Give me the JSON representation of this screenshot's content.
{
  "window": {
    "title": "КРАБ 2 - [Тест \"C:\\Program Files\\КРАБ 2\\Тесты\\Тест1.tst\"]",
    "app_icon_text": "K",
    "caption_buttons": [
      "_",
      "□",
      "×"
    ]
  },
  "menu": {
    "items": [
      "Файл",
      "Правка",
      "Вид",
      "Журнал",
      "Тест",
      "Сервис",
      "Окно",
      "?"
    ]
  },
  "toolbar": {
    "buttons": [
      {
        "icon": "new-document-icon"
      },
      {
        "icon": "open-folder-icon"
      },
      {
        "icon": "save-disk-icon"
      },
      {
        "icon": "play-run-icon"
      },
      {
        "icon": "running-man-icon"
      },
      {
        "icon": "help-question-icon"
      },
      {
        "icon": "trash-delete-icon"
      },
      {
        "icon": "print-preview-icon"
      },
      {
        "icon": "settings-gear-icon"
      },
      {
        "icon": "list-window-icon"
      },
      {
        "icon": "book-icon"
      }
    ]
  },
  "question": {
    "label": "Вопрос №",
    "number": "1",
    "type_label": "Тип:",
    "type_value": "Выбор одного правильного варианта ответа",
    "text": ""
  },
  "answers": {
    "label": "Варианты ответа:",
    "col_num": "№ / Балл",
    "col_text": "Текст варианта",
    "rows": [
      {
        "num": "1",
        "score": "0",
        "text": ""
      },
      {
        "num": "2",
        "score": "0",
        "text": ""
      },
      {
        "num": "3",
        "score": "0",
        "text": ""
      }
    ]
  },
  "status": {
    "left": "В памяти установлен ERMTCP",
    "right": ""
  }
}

:::

Retype all of the entries precisely as they are.

- **RESPONSE FOR THIS EXERCISE**:
Give me the JSON representation of this screenshot's content.
{
  "window": {
    "title": "КРАБ 2 - [Тест \"C:\\Program Files\\КРАБ 2\\Тесты\\Тест1.tst\"]",
    "app_icon_text": "K",
    "caption_buttons": [
      "_",
      "□",
      "×"
    ]
  },
  "menu": {
    "items": [
      "Файл",
      "Правка",
      "Вид",
      "Журнал",
      "Тест",
      "Сервис",
      "Окно",
      "?"
    ]
  },
  "toolbar": {
    "buttons": [
      {
        "icon": "new-document-icon"
      },
      {
        "icon": "open-folder-icon"
      },
      {
        "icon": "save-disk-icon"
      },
      {
        "icon": "play-run-icon"
      },
      {
        "icon": "running-man-icon"
      },
      {
        "icon": "help-question-icon"
      },
      {
        "icon": "trash-delete-icon"
      },
      {
        "icon": "print-preview-icon"
      },
      {
        "icon": "settings-gear-icon"
      },
      {
        "icon": "list-window-icon"
      },
      {
        "icon": "book-icon"
      }
    ]
  },
  "question": {
    "label": "Вопрос №",
    "number": "1",
    "type_label": "Тип:",
    "type_value": "Выбор одного правильного варианта ответа",
    "text": ""
  },
  "answers": {
    "label": "Варианты ответа:",
    "col_num": "№ / Балл",
    "col_text": "Текст варианта",
    "rows": [
      {
        "num": "1",
        "score": "0",
        "text": ""
      },
      {
        "num": "2",
        "score": "0",
        "text": ""
      },
      {
        "num": "3",
        "score": "0",
        "text": ""
      }
    ]
  },
  "status": {
    "left": "В памяти установлен ERMTCP",
    "right": ""
  }
}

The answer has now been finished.